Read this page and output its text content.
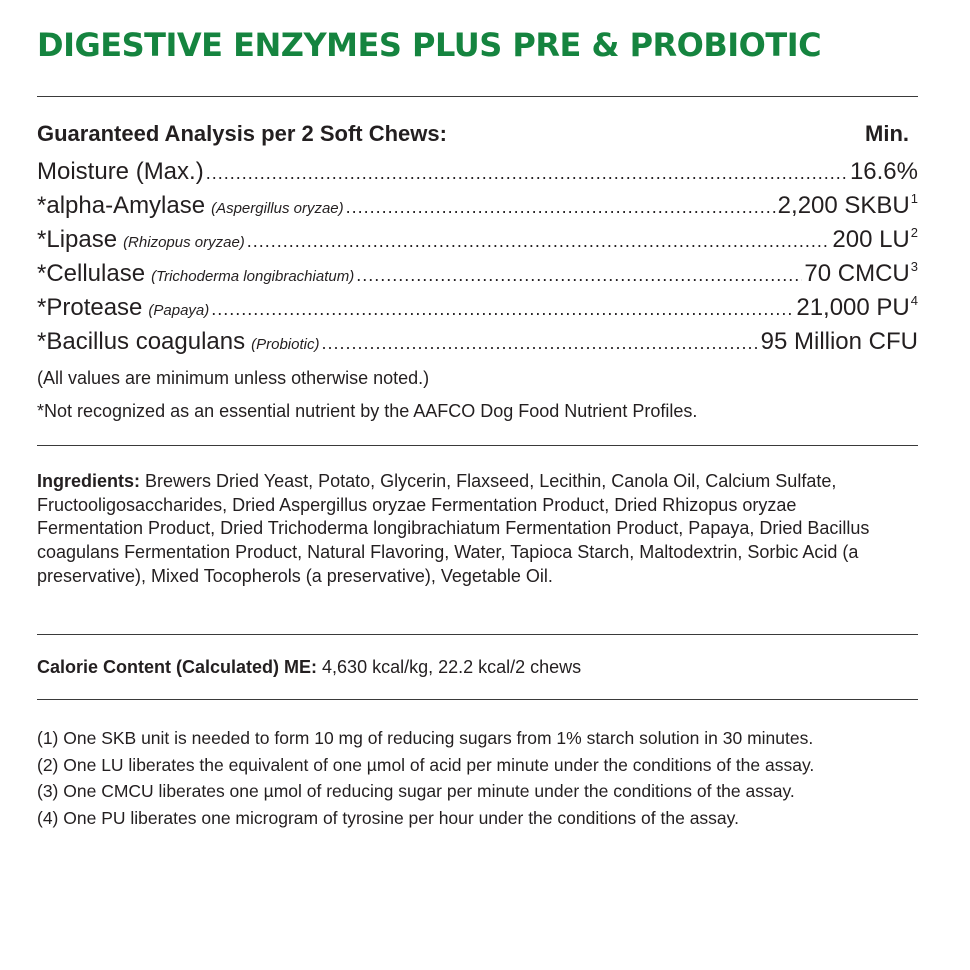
DIGESTIVE ENZYMES PLUS PRE & PROBIOTIC
Guaranteed Analysis per 2 Soft Chews:	Min.
Moisture (Max.) .....	16.6%
*alpha-Amylase (Aspergillus oryzae) .....	2,200 SKBU$^1$
*Lipase (Rhizopus oryzae) .....	200 $LU^2$
*Cellulase (Trichoderma longibrachiatum) .....	70 CMCU$^3$
*Protease (Papaya) .....	21,000 $PU^4$
*Bacillus coagulans (Probiotic) .....	95 Million CFU
(All values are minimum unless otherwise noted.)
*Not recognized as an essential nutrient by the AAFCO Dog Food Nutrient Profiles.
Ingredients: Brewers Dried Yeast, Potato, Glycerin, Flaxseed, Lecithin, Canola Oil, Calcium Sulfate, Fructooligosaccharides, Dried Aspergillus oryzae Fermentation Product, Dried Rhizopus oryzae Fermentation Product, Dried Trichoderma longibrachiatum Fermentation Product, Papaya, Dried Bacillus coagulans Fermentation Product, Natural Flavoring, Water, Tapioca Starch, Maltodextrin, Sorbic Acid (a preservative), Mixed Tocopherols (a preservative), Vegetable Oil.
Calorie Content (Calculated) ME: 4,630 kcal/kg, 22.2 kcal/2 chews
(1) One SKB unit is needed to form 10 mg of reducing sugars from 1% starch solution in 30 minutes.
(2) One LU liberates the equivalent of one µmol of acid per minute under the conditions of the assay.
(3) One CMCU liberates one µmol of reducing sugar per minute under the conditions of the assay.
(4) One PU liberates one microgram of tyrosine per hour under the conditions of the assay.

· · · · ·

» **What needs to be done**
Please reproduce the entries above exactly, omitting every picture.

» **Solution to this problem**
Read this page and output its text content.
DIGESTIVE ENZYMES PLUS PRE & PROBIOTIC
Guaranteed Analysis per 2 Soft Chews:	Min.
Moisture (Max.) .....	16.6%
*alpha-Amylase (Aspergillus oryzae) .....	2,200 SKBU$^1$
*Lipase (Rhizopus oryzae) .....	200 $LU^2$
*Cellulase (Trichoderma longibrachiatum) .....	70 CMCU$^3$
*Protease (Papaya) .....	21,000 $PU^4$
*Bacillus coagulans (Probiotic) .....	95 Million CFU
(All values are minimum unless otherwise noted.)
*Not recognized as an essential nutrient by the AAFCO Dog Food Nutrient Profiles.
Ingredients: Brewers Dried Yeast, Potato, Glycerin, Flaxseed, Lecithin, Canola Oil, Calcium Sulfate, Fructooligosaccharides, Dried Aspergillus oryzae Fermentation Product, Dried Rhizopus oryzae Fermentation Product, Dried Trichoderma longibrachiatum Fermentation Product, Papaya, Dried Bacillus coagulans Fermentation Product, Natural Flavoring, Water, Tapioca Starch, Maltodextrin, Sorbic Acid (a preservative), Mixed Tocopherols (a preservative), Vegetable Oil.
Calorie Content (Calculated) ME: 4,630 kcal/kg, 22.2 kcal/2 chews
(1) One SKB unit is needed to form 10 mg of reducing sugars from 1% starch solution in 30 minutes.
(2) One LU liberates the equivalent of one µmol of acid per minute under the conditions of the assay.
(3) One CMCU liberates one µmol of reducing sugar per minute under the conditions of the assay.
(4) One PU liberates one microgram of tyrosine per hour under the conditions of the assay.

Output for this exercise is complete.